DIRECTION: Lines containing the word "medical" are the ones to copy from the records below.

DATA LISTING:
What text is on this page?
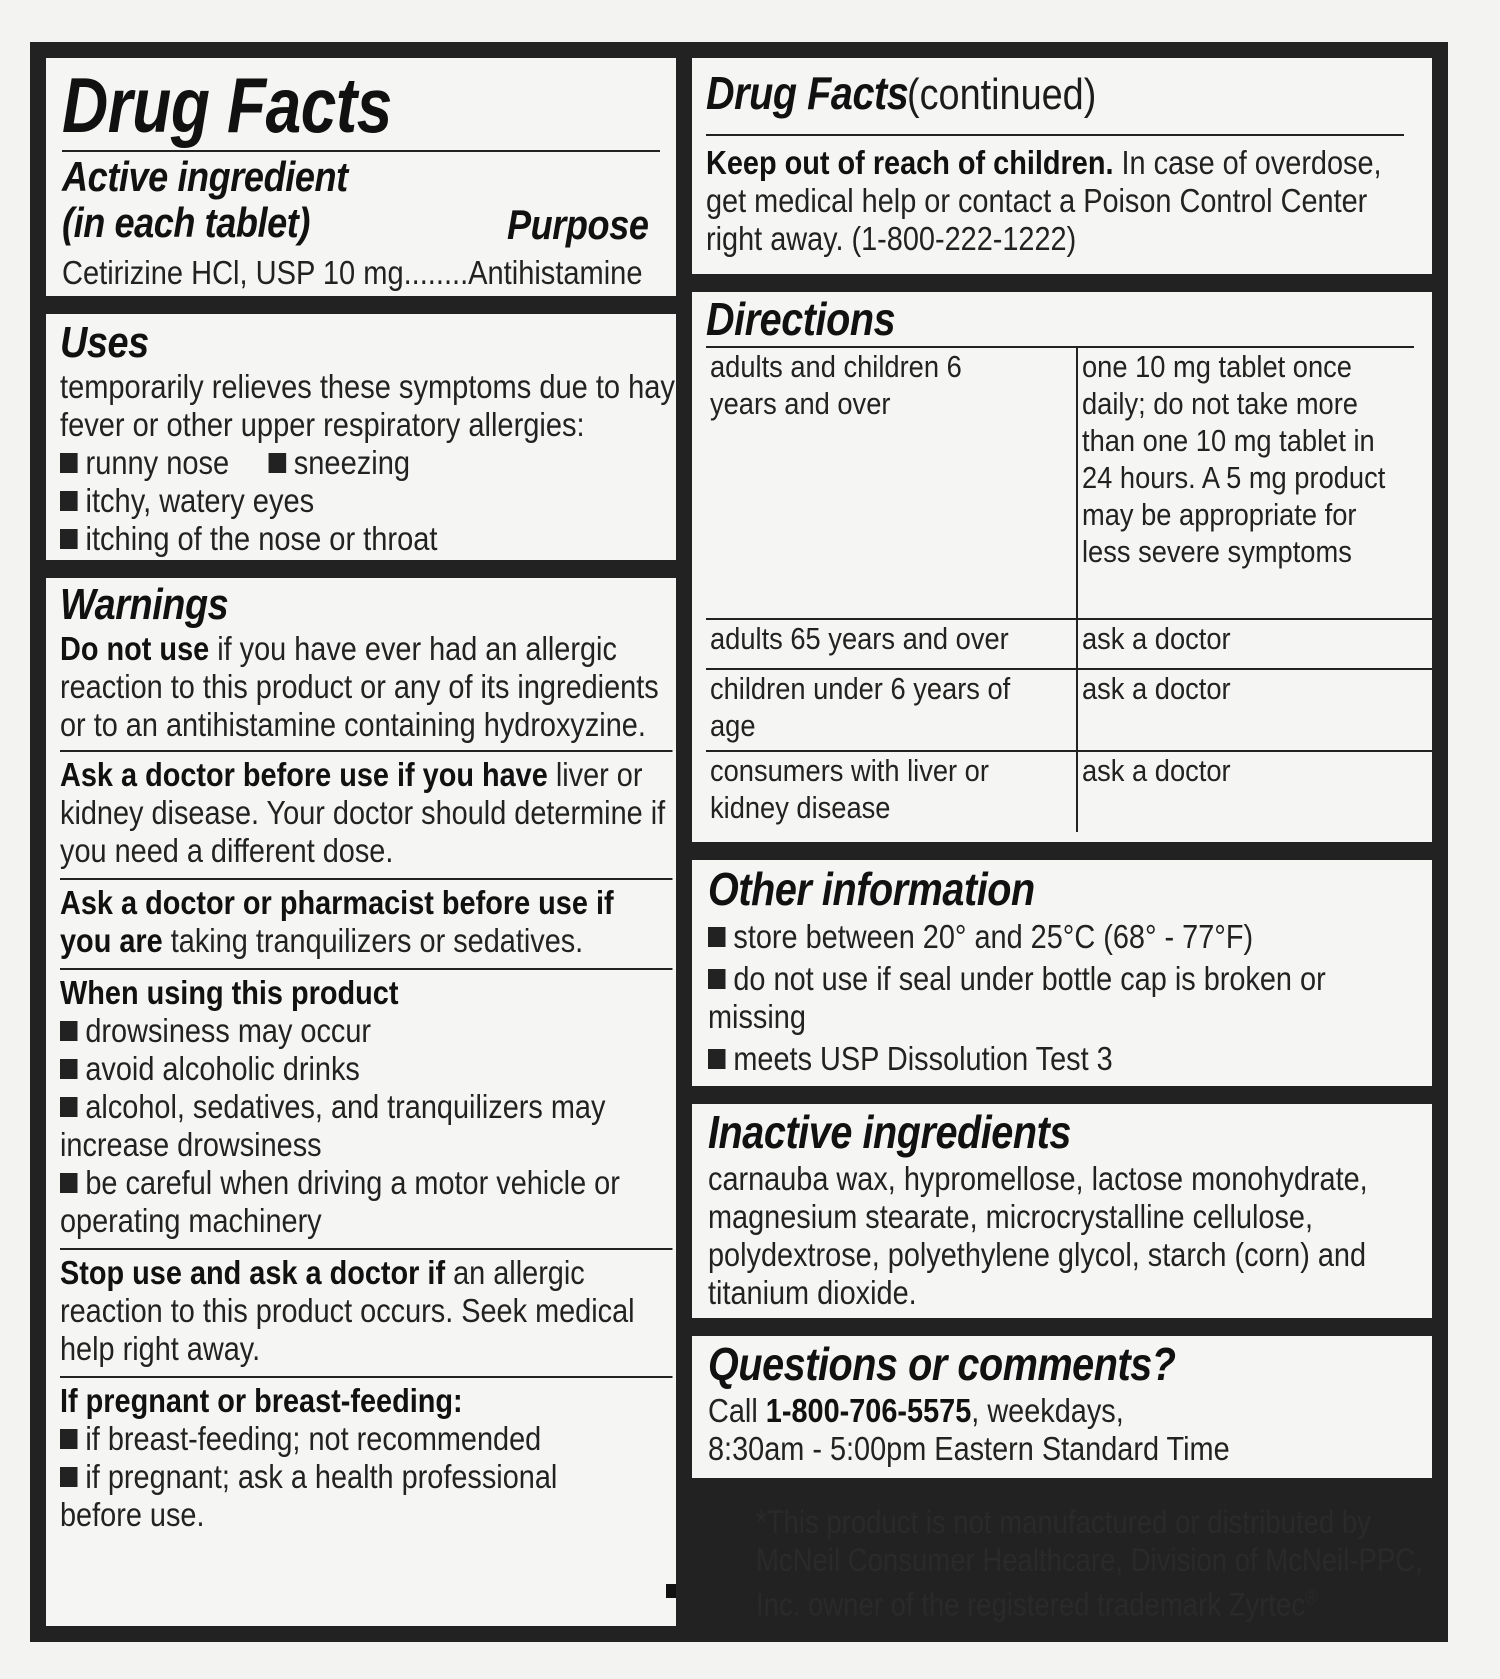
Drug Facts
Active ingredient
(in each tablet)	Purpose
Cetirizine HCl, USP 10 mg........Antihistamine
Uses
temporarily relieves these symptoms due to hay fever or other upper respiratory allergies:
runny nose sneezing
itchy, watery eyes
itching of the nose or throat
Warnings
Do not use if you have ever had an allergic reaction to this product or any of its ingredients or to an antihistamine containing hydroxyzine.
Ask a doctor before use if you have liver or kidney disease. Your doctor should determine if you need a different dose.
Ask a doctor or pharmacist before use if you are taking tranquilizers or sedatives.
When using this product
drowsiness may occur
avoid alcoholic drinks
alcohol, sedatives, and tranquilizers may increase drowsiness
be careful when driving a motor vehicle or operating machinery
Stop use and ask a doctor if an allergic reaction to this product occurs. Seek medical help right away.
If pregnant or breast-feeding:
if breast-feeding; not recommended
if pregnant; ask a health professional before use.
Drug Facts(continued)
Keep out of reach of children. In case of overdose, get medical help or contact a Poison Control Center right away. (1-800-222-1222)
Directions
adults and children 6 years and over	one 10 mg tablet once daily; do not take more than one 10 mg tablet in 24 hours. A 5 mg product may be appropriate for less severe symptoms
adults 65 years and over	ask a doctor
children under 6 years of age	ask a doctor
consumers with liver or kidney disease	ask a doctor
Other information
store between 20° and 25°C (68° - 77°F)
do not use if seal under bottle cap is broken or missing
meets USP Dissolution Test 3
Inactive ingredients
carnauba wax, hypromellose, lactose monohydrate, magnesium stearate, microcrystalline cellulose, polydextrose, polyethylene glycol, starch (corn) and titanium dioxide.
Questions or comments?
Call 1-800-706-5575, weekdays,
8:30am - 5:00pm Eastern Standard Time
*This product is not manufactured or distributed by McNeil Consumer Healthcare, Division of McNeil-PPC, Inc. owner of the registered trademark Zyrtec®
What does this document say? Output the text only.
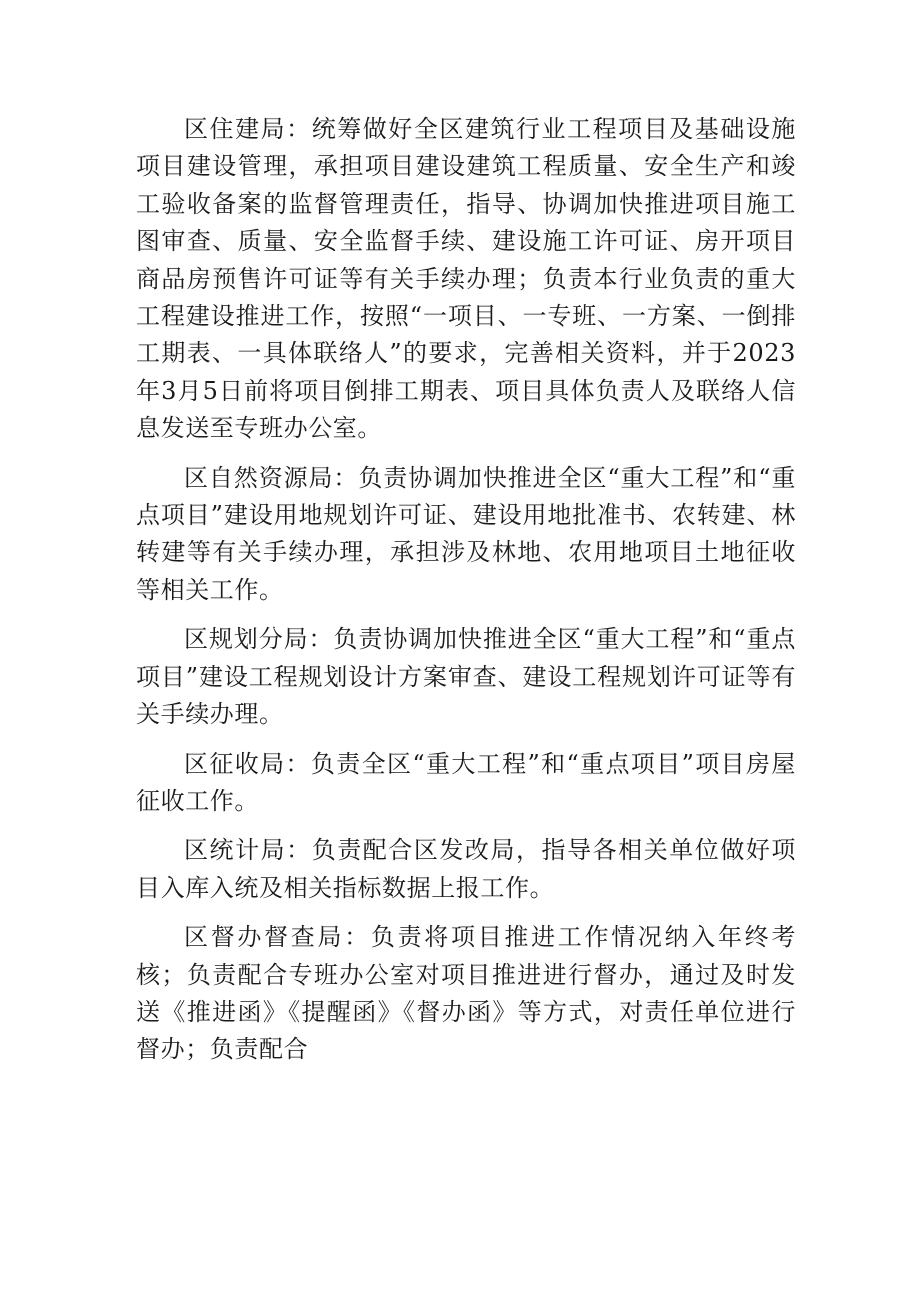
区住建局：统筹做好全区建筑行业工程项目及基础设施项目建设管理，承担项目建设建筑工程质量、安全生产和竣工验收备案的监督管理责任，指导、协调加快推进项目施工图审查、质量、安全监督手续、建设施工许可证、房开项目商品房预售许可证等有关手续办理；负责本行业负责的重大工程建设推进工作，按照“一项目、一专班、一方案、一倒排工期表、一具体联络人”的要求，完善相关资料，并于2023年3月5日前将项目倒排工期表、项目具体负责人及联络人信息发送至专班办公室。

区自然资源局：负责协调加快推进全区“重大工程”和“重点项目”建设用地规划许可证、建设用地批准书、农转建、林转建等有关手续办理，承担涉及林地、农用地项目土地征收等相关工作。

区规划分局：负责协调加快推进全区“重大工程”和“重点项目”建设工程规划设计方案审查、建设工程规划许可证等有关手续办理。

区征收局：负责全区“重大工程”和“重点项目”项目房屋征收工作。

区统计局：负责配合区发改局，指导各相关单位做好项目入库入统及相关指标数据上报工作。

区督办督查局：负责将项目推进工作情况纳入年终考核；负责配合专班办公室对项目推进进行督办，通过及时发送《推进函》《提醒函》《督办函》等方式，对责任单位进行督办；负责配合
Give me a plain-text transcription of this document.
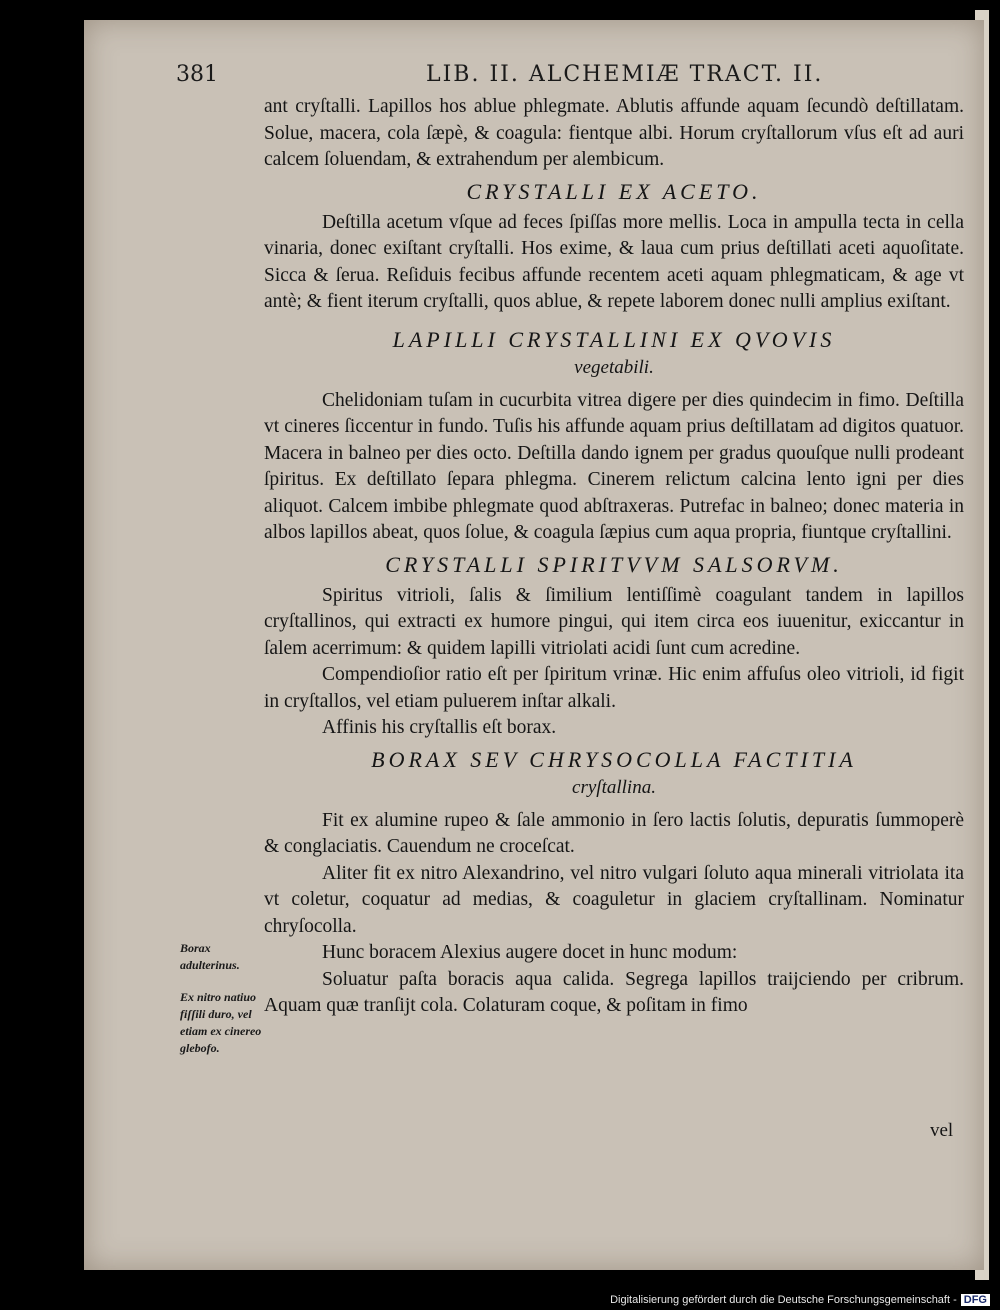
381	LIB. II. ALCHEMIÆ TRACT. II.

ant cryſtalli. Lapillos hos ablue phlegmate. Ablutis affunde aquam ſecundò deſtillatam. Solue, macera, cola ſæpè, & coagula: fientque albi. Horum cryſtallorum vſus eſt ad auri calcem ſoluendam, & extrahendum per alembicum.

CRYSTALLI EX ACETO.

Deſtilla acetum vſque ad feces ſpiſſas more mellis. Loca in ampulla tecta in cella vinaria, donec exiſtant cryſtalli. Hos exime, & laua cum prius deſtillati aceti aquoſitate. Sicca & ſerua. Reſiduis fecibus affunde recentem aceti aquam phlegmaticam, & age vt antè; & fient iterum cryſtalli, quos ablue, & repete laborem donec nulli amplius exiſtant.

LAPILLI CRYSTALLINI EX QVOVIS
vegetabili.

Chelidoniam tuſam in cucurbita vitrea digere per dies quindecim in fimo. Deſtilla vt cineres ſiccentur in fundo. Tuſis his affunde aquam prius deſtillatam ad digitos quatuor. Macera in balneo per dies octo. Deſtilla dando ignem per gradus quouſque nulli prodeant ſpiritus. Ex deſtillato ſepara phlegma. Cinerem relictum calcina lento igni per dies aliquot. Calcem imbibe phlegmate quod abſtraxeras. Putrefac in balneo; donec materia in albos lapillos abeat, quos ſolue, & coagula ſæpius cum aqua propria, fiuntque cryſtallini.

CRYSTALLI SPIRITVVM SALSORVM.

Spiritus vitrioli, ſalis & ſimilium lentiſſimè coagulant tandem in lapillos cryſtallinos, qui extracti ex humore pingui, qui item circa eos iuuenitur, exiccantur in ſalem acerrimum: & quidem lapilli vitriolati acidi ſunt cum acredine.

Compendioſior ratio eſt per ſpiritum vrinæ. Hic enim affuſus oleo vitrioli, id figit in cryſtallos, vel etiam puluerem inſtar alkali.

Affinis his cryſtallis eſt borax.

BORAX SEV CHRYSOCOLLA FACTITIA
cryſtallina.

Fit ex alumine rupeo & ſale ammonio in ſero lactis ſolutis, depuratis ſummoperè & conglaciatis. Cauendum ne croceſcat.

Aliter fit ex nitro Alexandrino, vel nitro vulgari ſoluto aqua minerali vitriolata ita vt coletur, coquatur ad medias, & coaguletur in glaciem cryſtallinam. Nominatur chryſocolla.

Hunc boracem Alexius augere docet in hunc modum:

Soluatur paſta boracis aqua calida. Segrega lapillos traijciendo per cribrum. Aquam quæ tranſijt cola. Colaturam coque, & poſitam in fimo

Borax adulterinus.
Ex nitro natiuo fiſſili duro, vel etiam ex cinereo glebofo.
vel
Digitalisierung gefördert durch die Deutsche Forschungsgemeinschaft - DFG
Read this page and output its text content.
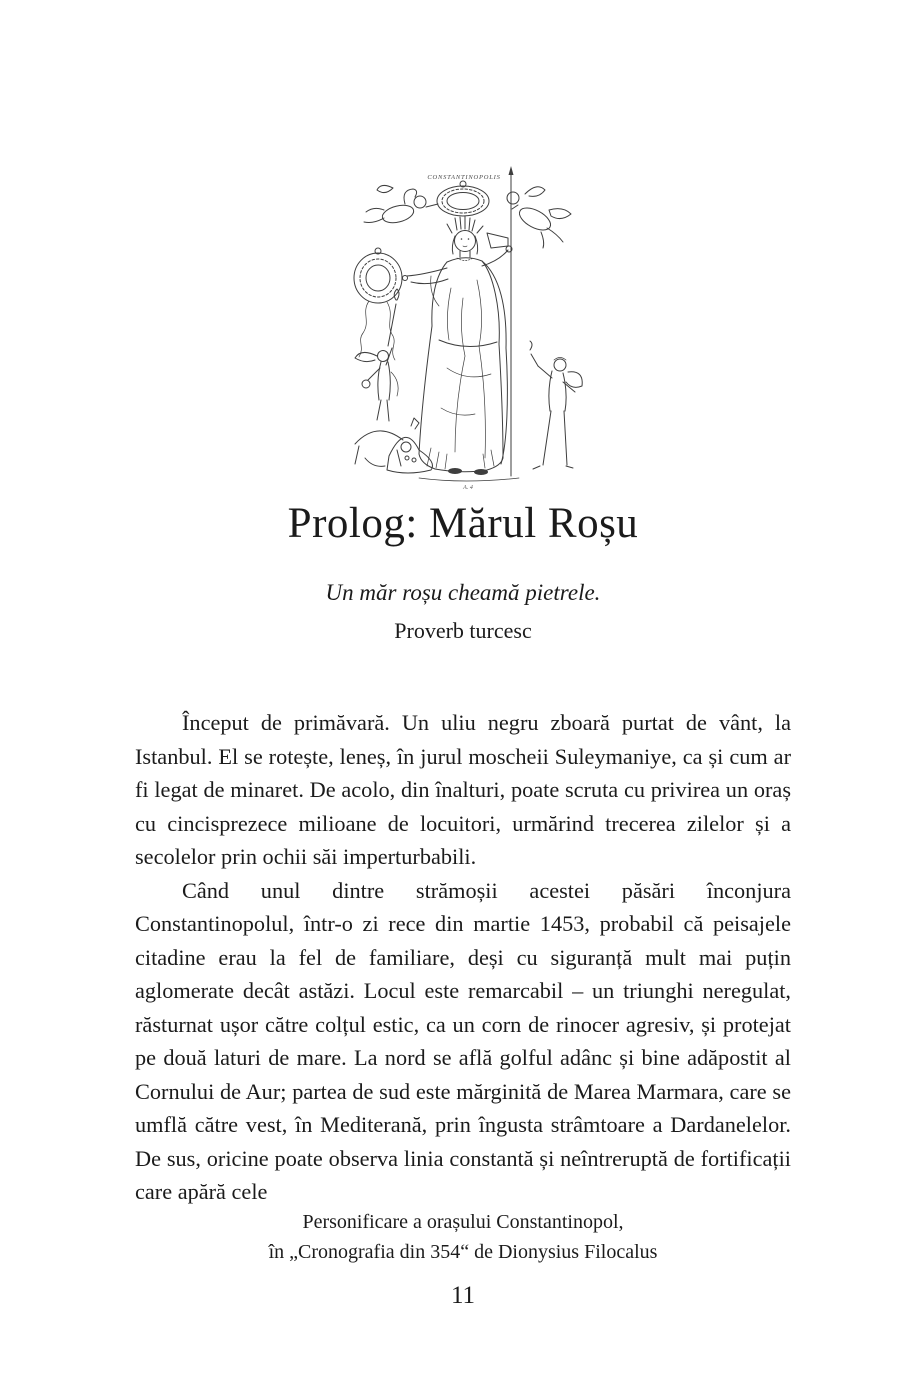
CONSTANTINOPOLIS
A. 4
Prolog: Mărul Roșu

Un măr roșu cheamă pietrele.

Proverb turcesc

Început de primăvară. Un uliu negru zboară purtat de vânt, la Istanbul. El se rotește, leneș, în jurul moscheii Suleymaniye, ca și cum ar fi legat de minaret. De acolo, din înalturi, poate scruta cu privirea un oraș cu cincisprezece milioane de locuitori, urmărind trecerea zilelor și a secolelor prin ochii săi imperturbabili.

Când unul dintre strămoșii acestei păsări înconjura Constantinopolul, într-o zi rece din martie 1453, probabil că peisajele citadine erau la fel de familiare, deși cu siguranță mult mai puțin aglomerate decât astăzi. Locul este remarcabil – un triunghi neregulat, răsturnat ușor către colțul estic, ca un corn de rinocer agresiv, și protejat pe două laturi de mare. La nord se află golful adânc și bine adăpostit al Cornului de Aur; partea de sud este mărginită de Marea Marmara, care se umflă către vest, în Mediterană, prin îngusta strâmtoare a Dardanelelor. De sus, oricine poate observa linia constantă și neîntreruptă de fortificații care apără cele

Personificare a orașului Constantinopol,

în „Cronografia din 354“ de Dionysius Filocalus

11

SOLVED EXERCISE:
Stop use and ask a doctor if an allergic reaction to this product occurs. Seek medical help right away.
Keep out of reach of children. In case of overdose, get medical help or contact a Poison Control Center right away. (1-800-222-1222)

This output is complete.